• Task to complete: Write the records below out in full, character for character, with no pictures.
— Start of Data for processing —
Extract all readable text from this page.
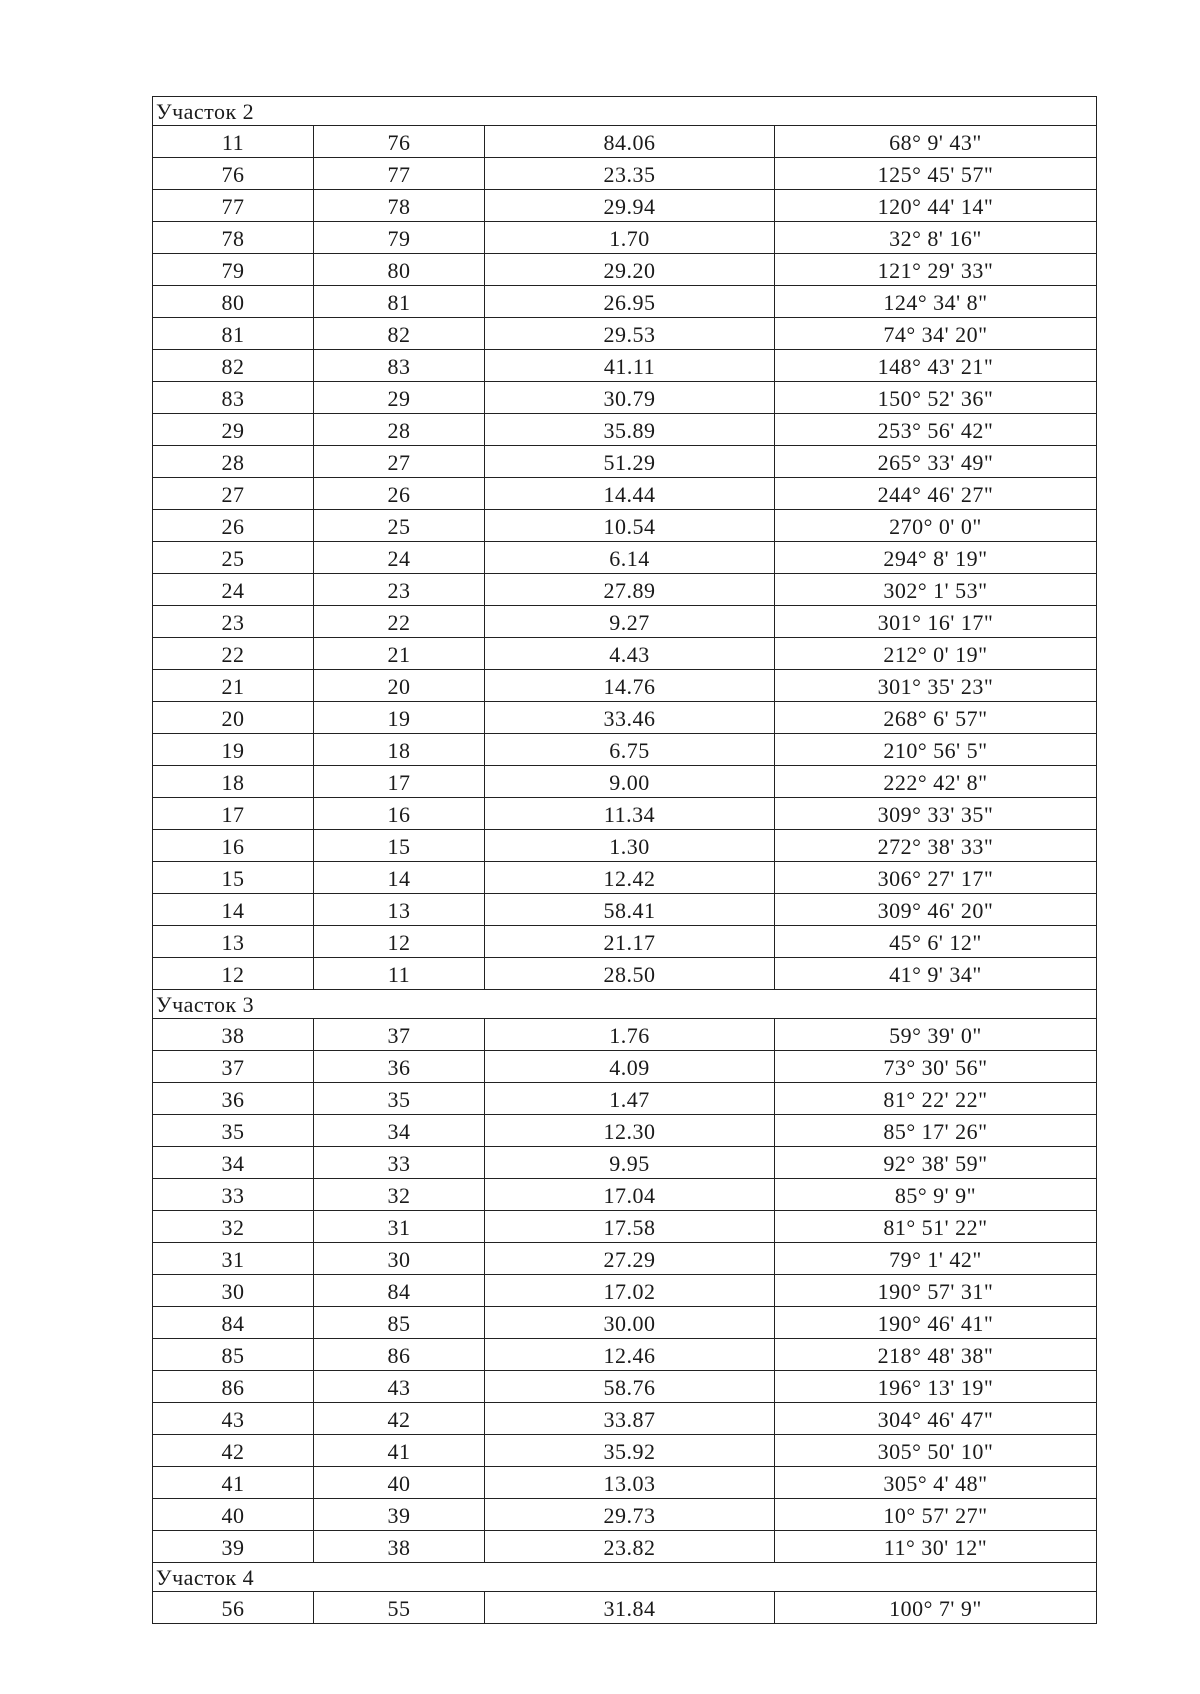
Участок 2			
11	76	84.06	68° 9' 43"
76	77	23.35	125° 45' 57"
77	78	29.94	120° 44' 14"
78	79	1.70	32° 8' 16"
79	80	29.20	121° 29' 33"
80	81	26.95	124° 34' 8"
81	82	29.53	74° 34' 20"
82	83	41.11	148° 43' 21"
83	29	30.79	150° 52' 36"
29	28	35.89	253° 56' 42"
28	27	51.29	265° 33' 49"
27	26	14.44	244° 46' 27"
26	25	10.54	270° 0' 0"
25	24	6.14	294° 8' 19"
24	23	27.89	302° 1' 53"
23	22	9.27	301° 16' 17"
22	21	4.43	212° 0' 19"
21	20	14.76	301° 35' 23"
20	19	33.46	268° 6' 57"
19	18	6.75	210° 56' 5"
18	17	9.00	222° 42' 8"
17	16	11.34	309° 33' 35"
16	15	1.30	272° 38' 33"
15	14	12.42	306° 27' 17"
14	13	58.41	309° 46' 20"
13	12	21.17	45° 6' 12"
12	11	28.50	41° 9' 34"
Участок 3			
38	37	1.76	59° 39' 0"
37	36	4.09	73° 30' 56"
36	35	1.47	81° 22' 22"
35	34	12.30	85° 17' 26"
34	33	9.95	92° 38' 59"
33	32	17.04	85° 9' 9"
32	31	17.58	81° 51' 22"
31	30	27.29	79° 1' 42"
30	84	17.02	190° 57' 31"
84	85	30.00	190° 46' 41"
85	86	12.46	218° 48' 38"
86	43	58.76	196° 13' 19"
43	42	33.87	304° 46' 47"
42	41	35.92	305° 50' 10"
41	40	13.03	305° 4' 48"
40	39	29.73	10° 57' 27"
39	38	23.82	11° 30' 12"
Участок 4			
56	55	31.84	100° 7' 9"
— End of Data for processing —
• Answer to this task:
Extract all readable text from this page.
Участок 2			
11	76	84.06	68° 9' 43"
76	77	23.35	125° 45' 57"
77	78	29.94	120° 44' 14"
78	79	1.70	32° 8' 16"
79	80	29.20	121° 29' 33"
80	81	26.95	124° 34' 8"
81	82	29.53	74° 34' 20"
82	83	41.11	148° 43' 21"
83	29	30.79	150° 52' 36"
29	28	35.89	253° 56' 42"
28	27	51.29	265° 33' 49"
27	26	14.44	244° 46' 27"
26	25	10.54	270° 0' 0"
25	24	6.14	294° 8' 19"
24	23	27.89	302° 1' 53"
23	22	9.27	301° 16' 17"
22	21	4.43	212° 0' 19"
21	20	14.76	301° 35' 23"
20	19	33.46	268° 6' 57"
19	18	6.75	210° 56' 5"
18	17	9.00	222° 42' 8"
17	16	11.34	309° 33' 35"
16	15	1.30	272° 38' 33"
15	14	12.42	306° 27' 17"
14	13	58.41	309° 46' 20"
13	12	21.17	45° 6' 12"
12	11	28.50	41° 9' 34"
Участок 3			
38	37	1.76	59° 39' 0"
37	36	4.09	73° 30' 56"
36	35	1.47	81° 22' 22"
35	34	12.30	85° 17' 26"
34	33	9.95	92° 38' 59"
33	32	17.04	85° 9' 9"
32	31	17.58	81° 51' 22"
31	30	27.29	79° 1' 42"
30	84	17.02	190° 57' 31"
84	85	30.00	190° 46' 41"
85	86	12.46	218° 48' 38"
86	43	58.76	196° 13' 19"
43	42	33.87	304° 46' 47"
42	41	35.92	305° 50' 10"
41	40	13.03	305° 4' 48"
40	39	29.73	10° 57' 27"
39	38	23.82	11° 30' 12"
Участок 4			
56	55	31.84	100° 7' 9"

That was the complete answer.